- _Problem_
Exactly how many lines have the word "this"? Answer with the bare number.

- _Working data_
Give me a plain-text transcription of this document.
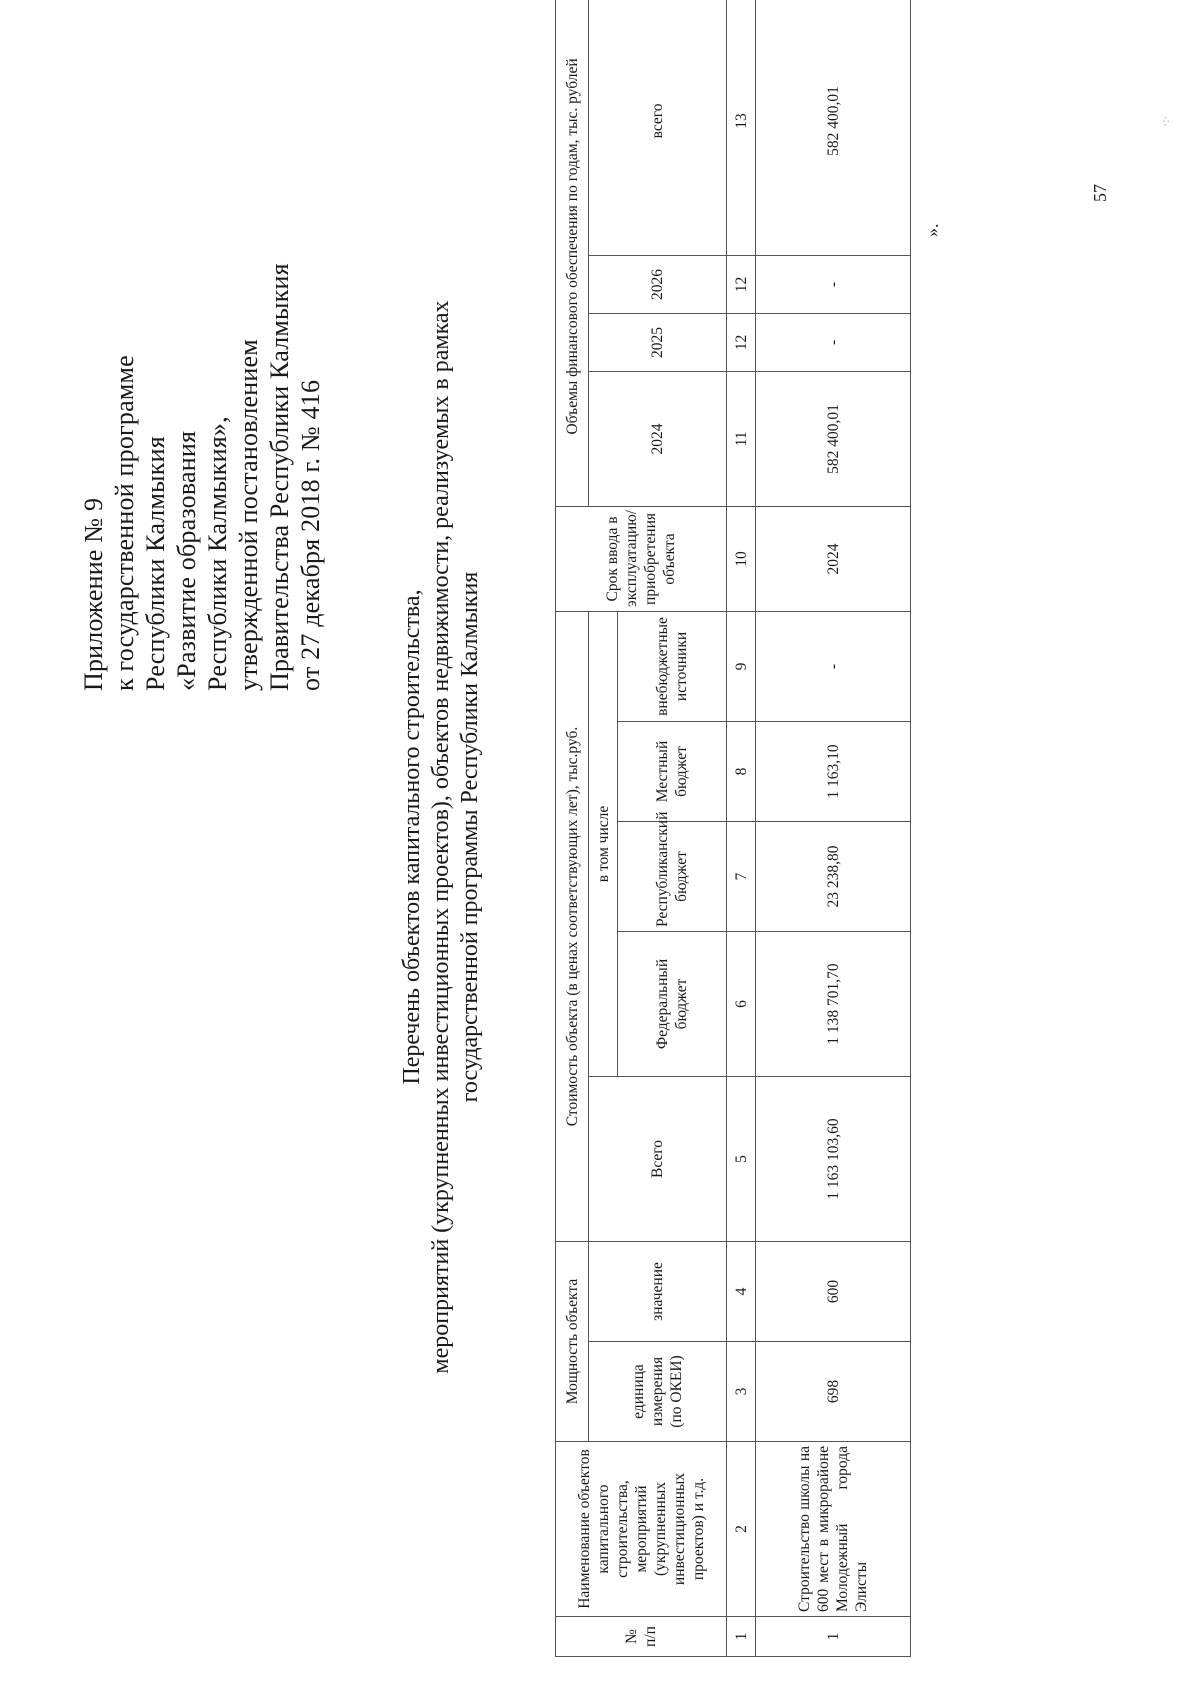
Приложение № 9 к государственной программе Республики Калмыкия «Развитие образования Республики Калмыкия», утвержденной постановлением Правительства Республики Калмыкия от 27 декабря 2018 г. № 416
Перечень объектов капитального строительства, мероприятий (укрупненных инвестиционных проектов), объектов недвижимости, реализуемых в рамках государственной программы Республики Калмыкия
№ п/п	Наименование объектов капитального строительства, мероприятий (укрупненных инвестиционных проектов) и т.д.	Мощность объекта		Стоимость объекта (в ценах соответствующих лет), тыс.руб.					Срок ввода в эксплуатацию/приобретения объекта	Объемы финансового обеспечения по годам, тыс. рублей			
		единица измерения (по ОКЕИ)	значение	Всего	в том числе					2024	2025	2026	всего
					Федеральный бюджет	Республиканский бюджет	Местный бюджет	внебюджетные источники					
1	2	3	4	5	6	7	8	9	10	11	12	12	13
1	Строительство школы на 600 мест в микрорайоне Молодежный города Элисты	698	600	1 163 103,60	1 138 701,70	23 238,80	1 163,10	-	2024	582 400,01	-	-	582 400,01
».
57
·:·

--

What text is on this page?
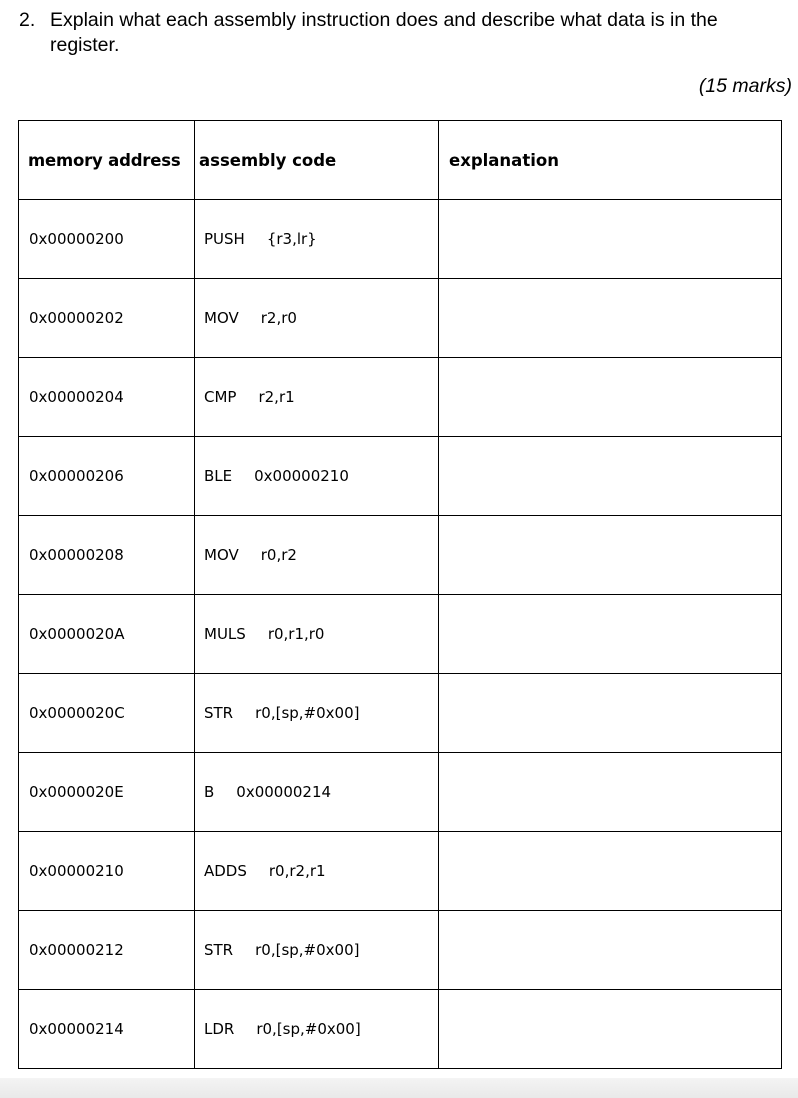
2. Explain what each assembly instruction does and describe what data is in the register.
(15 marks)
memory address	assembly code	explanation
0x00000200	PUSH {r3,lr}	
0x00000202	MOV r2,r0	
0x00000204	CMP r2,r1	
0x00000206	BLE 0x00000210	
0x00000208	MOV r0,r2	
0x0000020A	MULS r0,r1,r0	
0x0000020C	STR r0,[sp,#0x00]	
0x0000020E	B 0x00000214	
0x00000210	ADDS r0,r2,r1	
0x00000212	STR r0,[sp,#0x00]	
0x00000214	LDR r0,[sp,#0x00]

- _Written response_
2